Aim:
Give all of the lines again, with nothing added or dropped.

Task data:
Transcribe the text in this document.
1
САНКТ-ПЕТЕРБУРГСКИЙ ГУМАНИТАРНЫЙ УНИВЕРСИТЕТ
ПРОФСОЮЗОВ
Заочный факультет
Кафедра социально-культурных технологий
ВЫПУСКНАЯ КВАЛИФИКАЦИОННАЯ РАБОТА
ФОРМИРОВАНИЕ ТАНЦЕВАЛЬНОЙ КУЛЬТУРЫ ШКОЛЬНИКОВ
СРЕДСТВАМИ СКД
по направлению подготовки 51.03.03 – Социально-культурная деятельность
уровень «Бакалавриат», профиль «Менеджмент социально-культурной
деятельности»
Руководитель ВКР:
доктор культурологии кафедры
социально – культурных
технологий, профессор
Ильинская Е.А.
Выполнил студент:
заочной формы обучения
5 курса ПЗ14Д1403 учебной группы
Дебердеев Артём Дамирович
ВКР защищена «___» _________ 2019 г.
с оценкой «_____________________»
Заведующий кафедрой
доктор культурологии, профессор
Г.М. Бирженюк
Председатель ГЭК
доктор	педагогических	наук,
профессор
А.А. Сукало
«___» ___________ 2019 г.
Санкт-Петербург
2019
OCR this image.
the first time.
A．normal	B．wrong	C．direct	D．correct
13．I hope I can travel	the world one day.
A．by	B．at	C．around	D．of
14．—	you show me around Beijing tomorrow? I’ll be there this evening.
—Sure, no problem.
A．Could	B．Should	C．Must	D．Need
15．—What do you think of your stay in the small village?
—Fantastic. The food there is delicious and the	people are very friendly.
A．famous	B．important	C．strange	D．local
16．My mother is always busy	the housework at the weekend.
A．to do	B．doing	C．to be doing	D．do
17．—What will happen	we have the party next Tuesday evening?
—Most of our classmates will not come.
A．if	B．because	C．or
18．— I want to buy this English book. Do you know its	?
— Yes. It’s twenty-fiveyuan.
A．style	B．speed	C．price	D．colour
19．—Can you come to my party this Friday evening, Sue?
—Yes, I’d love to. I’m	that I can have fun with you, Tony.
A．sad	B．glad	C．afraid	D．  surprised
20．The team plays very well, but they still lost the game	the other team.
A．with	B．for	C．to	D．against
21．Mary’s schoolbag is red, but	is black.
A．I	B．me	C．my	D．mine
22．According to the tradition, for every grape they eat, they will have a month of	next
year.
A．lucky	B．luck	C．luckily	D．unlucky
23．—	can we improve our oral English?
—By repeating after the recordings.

Full answer:
Transcribe the text in this document.
1
САНКТ-ПЕТЕРБУРГСКИЙ ГУМАНИТАРНЫЙ УНИВЕРСИТЕТ
ПРОФСОЮЗОВ
Заочный факультет
Кафедра социально-культурных технологий
ВЫПУСКНАЯ КВАЛИФИКАЦИОННАЯ РАБОТА
ФОРМИРОВАНИЕ ТАНЦЕВАЛЬНОЙ КУЛЬТУРЫ ШКОЛЬНИКОВ
СРЕДСТВАМИ СКД
по направлению подготовки 51.03.03 – Социально-культурная деятельность
уровень «Бакалавриат», профиль «Менеджмент социально-культурной
деятельности»
Руководитель ВКР:
доктор культурологии кафедры
социально – культурных
технологий, профессор
Ильинская Е.А.
Выполнил студент:
заочной формы обучения
5 курса ПЗ14Д1403 учебной группы
Дебердеев Артём Дамирович
ВКР защищена «___» _________ 2019 г.
с оценкой «_____________________»
Заведующий кафедрой
доктор культурологии, профессор
Г.М. Бирженюк
Председатель ГЭК
доктор	педагогических	наук,
профессор
А.А. Сукало
«___» ___________ 2019 г.
Санкт-Петербург
2019
OCR this image.
the first time.
A．normal	B．wrong	C．direct	D．correct
13．I hope I can travel	the world one day.
A．by	B．at	C．around	D．of
14．—	you show me around Beijing tomorrow? I’ll be there this evening.
—Sure, no problem.
A．Could	B．Should	C．Must	D．Need
15．—What do you think of your stay in the small village?
—Fantastic. The food there is delicious and the	people are very friendly.
A．famous	B．important	C．strange	D．local
16．My mother is always busy	the housework at the weekend.
A．to do	B．doing	C．to be doing	D．do
17．—What will happen	we have the party next Tuesday evening?
—Most of our classmates will not come.
A．if	B．because	C．or
18．— I want to buy this English book. Do you know its	?
— Yes. It’s twenty-fiveyuan.
A．style	B．speed	C．price	D．colour
19．—Can you come to my party this Friday evening, Sue?
—Yes, I’d love to. I’m	that I can have fun with you, Tony.
A．sad	B．glad	C．afraid	D．  surprised
20．The team plays very well, but they still lost the game	the other team.
A．with	B．for	C．to	D．against
21．Mary’s schoolbag is red, but	is black.
A．I	B．me	C．my	D．mine
22．According to the tradition, for every grape they eat, they will have a month of	next
year.
A．lucky	B．luck	C．luckily	D．unlucky
23．—	can we improve our oral English?
—By repeating after the recordings.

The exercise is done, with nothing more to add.